REQUIRED TASK: Extract the lines that carry the string "浙江大学" from the listing.

RECORD SET:
--
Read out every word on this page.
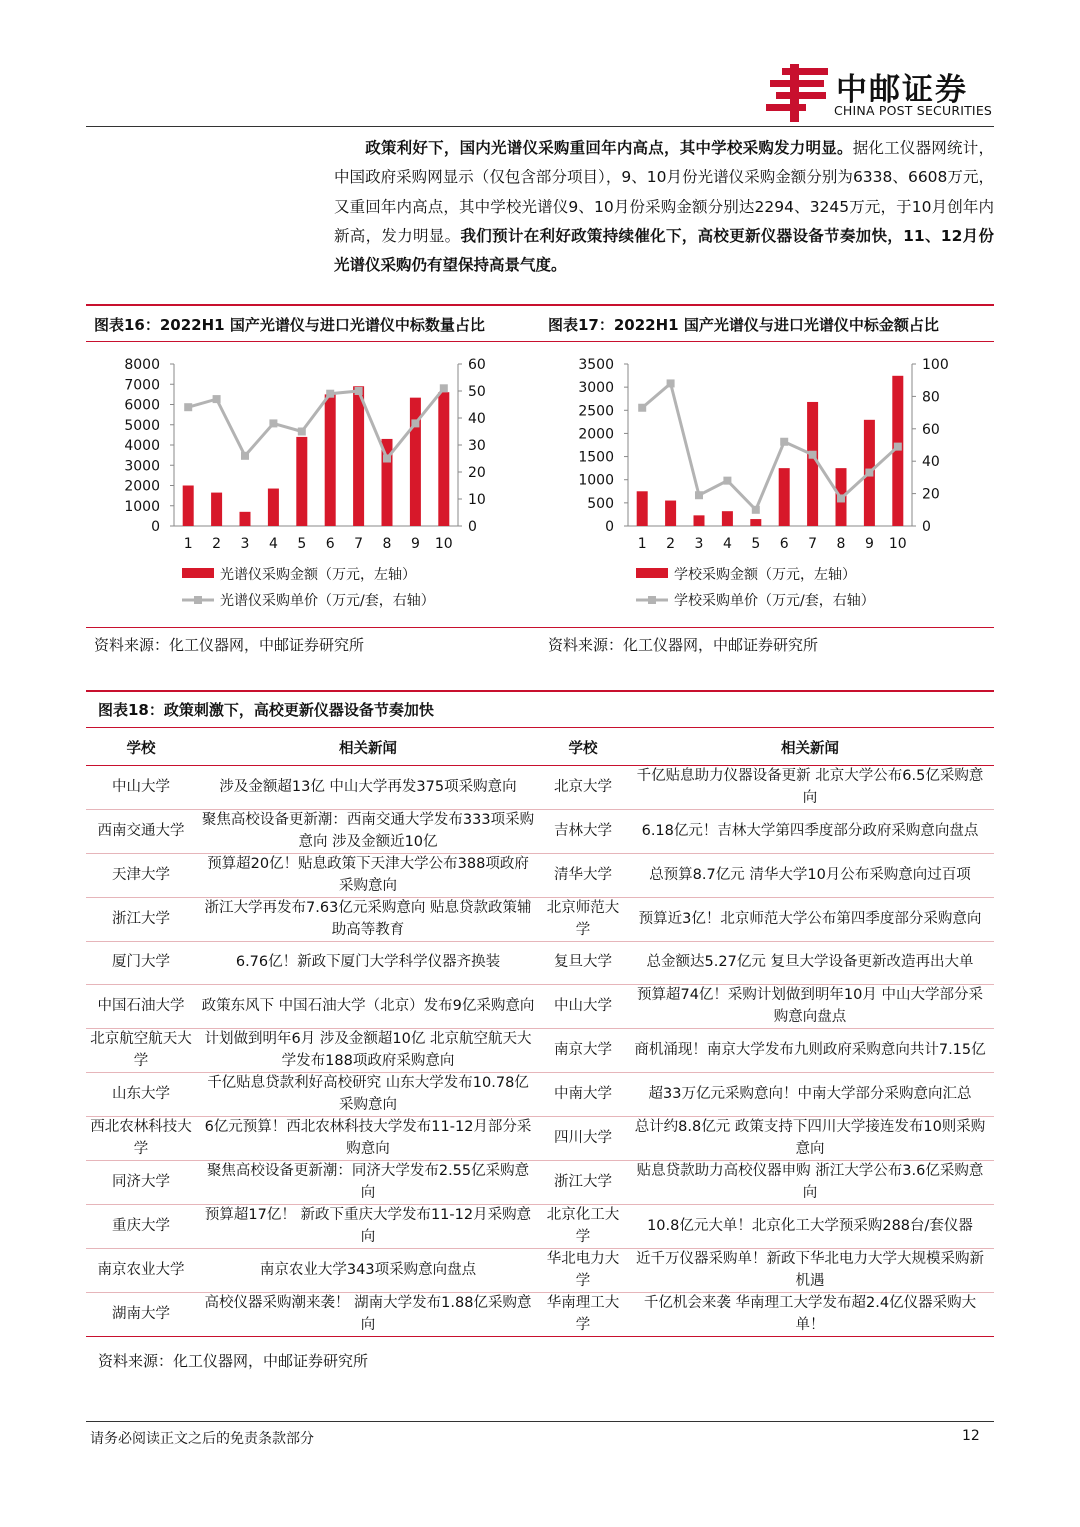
中邮证券
CHINA POST SECURITIES
政策利好下，国内光谱仪采购重回年内高点，其中学校采购发力明显。据化工仪器网统计，中国政府采购网显示（仅包含部分项目），9、10月份光谱仪采购金额分别为6338、6608万元，又重回年内高点，其中学校光谱仪9、10月份采购金额分别达2294、3245万元，于10月创年内新高，发力明显。我们预计在利好政策持续催化下，高校更新仪器设备节奏加快，11、12月份光谱仪采购仍有望保持高景气度。
图表16：2022H1 国产光谱仪与进口光谱仪中标数量占比	图表17：2022H1 国产光谱仪与进口光谱仪中标金额占比
0
1000
2000
3000
4000
5000
6000
7000
8000
0
10
20
30
40
50
60
1 2 3 4 5 6 7 8 9 10
光谱仪采购金额（万元，左轴）
光谱仪采购单价（万元/套，右轴）
0
500
1000
1500
2000
2500
3000
3500
0
20
40
60
80
100
1 2 3 4 5 6 7 8 9 10
学校采购金额（万元，左轴）
学校采购单价（万元/套，右轴）
资料来源：化工仪器网，中邮证券研究所	资料来源：化工仪器网，中邮证券研究所
图表18：政策刺激下，高校更新仪器设备节奏加快
学校	相关新闻	学校	相关新闻
中山大学	涉及金额超13亿 中山大学再发375项采购意向	北京大学	千亿贴息助力仪器设备更新 北京大学公布6.5亿采购意向
西南交通大学	聚焦高校设备更新潮：西南交通大学发布333项采购意向 涉及金额近10亿	吉林大学	6.18亿元！吉林大学第四季度部分政府采购意向盘点
天津大学	预算超20亿！贴息政策下天津大学公布388项政府采购意向	清华大学	总预算8.7亿元 清华大学10月公布采购意向过百项
浙江大学	浙江大学再发布7.63亿元采购意向 贴息贷款政策辅助高等教育	北京师范大学	预算近3亿！北京师范大学公布第四季度部分采购意向
厦门大学	6.76亿！新政下厦门大学科学仪器齐换装	复旦大学	总金额达5.27亿元 复旦大学设备更新改造再出大单
中国石油大学	政策东风下 中国石油大学（北京）发布9亿采购意向	中山大学	预算超74亿！采购计划做到明年10月 中山大学部分采购意向盘点
北京航空航天大学	计划做到明年6月 涉及金额超10亿 北京航空航天大学发布188项政府采购意向	南京大学	商机涌现！南京大学发布九则政府采购意向共计7.15亿
山东大学	千亿贴息贷款利好高校研究 山东大学发布10.78亿采购意向	中南大学	超33万亿元采购意向！中南大学部分采购意向汇总
西北农林科技大学	6亿元预算！西北农林科技大学发布11-12月部分采购意向	四川大学	总计约8.8亿元 政策支持下四川大学接连发布10则采购意向
同济大学	聚焦高校设备更新潮：同济大学发布2.55亿采购意向	浙江大学	贴息贷款助力高校仪器申购 浙江大学公布3.6亿采购意向
重庆大学	预算超17亿！ 新政下重庆大学发布11-12月采购意向	北京化工大学	10.8亿元大单！北京化工大学预采购288台/套仪器
南京农业大学	南京农业大学343项采购意向盘点	华北电力大学	近千万仪器采购单！新政下华北电力大学大规模采购新机遇
湖南大学	高校仪器采购潮来袭！ 湖南大学发布1.88亿采购意向	华南理工大学	千亿机会来袭 华南理工大学发布超2.4亿仪器采购大单！
资料来源：化工仪器网，中邮证券研究所
请务必阅读正文之后的免责条款部分	12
--
RESULT:
浙江大学	浙江大学再发布7.63亿元采购意向 贴息贷款政策辅助高等教育	北京师范大学	预算近3亿！北京师范大学公布第四季度部分采购意向
同济大学	聚焦高校设备更新潮：同济大学发布2.55亿采购意向	浙江大学	贴息贷款助力高校仪器申购 浙江大学公布3.6亿采购意向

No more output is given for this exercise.